_Stated exercise_: Copy each entry as it stands, leaving nothing out.

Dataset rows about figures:
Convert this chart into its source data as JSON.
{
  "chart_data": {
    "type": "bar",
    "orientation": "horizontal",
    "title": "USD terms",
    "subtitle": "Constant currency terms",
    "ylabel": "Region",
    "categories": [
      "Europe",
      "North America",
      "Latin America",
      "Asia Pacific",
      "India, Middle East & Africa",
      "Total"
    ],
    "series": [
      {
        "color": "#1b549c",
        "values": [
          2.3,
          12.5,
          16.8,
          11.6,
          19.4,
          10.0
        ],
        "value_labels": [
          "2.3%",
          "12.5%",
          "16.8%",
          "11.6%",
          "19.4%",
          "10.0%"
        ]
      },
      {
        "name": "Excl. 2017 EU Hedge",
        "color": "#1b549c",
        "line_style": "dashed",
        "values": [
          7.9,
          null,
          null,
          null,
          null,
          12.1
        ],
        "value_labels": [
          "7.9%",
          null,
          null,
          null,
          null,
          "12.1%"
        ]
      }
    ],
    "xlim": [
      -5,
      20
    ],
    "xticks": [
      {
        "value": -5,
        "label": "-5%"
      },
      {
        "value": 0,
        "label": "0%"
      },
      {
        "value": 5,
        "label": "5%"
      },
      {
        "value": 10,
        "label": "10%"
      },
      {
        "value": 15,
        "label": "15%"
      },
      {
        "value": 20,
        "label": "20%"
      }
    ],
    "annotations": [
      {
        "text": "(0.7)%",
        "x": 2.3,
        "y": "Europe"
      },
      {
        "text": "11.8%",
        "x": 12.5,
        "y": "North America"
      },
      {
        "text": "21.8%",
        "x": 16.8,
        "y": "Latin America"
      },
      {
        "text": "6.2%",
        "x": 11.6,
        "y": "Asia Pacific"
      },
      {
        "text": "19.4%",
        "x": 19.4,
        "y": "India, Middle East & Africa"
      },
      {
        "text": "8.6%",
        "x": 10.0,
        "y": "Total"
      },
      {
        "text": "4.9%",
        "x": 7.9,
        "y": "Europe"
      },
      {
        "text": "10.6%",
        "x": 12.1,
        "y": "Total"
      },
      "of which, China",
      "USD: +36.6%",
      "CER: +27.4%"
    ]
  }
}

_Task solution_:
Convert this chart into its source data as JSON.
{
  "chart_data": {
    "type": "bar",
    "orientation": "horizontal",
    "title": "USD terms",
    "subtitle": "Constant currency terms",
    "ylabel": "Region",
    "categories": [
      "Europe",
      "North America",
      "Latin America",
      "Asia Pacific",
      "India, Middle East & Africa",
      "Total"
    ],
    "series": [
      {
        "color": "#1b549c",
        "values": [
          2.3,
          12.5,
          16.8,
          11.6,
          19.4,
          10.0
        ],
        "value_labels": [
          "2.3%",
          "12.5%",
          "16.8%",
          "11.6%",
          "19.4%",
          "10.0%"
        ]
      },
      {
        "name": "Excl. 2017 EU Hedge",
        "color": "#1b549c",
        "line_style": "dashed",
        "values": [
          7.9,
          null,
          null,
          null,
          null,
          12.1
        ],
        "value_labels": [
          "7.9%",
          null,
          null,
          null,
          null,
          "12.1%"
        ]
      }
    ],
    "xlim": [
      -5,
      20
    ],
    "xticks": [
      {
        "value": -5,
        "label": "-5%"
      },
      {
        "value": 0,
        "label": "0%"
      },
      {
        "value": 5,
        "label": "5%"
      },
      {
        "value": 10,
        "label": "10%"
      },
      {
        "value": 15,
        "label": "15%"
      },
      {
        "value": 20,
        "label": "20%"
      }
    ],
    "annotations": [
      {
        "text": "(0.7)%",
        "x": 2.3,
        "y": "Europe"
      },
      {
        "text": "11.8%",
        "x": 12.5,
        "y": "North America"
      },
      {
        "text": "21.8%",
        "x": 16.8,
        "y": "Latin America"
      },
      {
        "text": "6.2%",
        "x": 11.6,
        "y": "Asia Pacific"
      },
      {
        "text": "19.4%",
        "x": 19.4,
        "y": "India, Middle East & Africa"
      },
      {
        "text": "8.6%",
        "x": 10.0,
        "y": "Total"
      },
      {
        "text": "4.9%",
        "x": 7.9,
        "y": "Europe"
      },
      {
        "text": "10.6%",
        "x": 12.1,
        "y": "Total"
      },
      "of which, China",
      "USD: +36.6%",
      "CER: +27.4%"
    ]
  }
}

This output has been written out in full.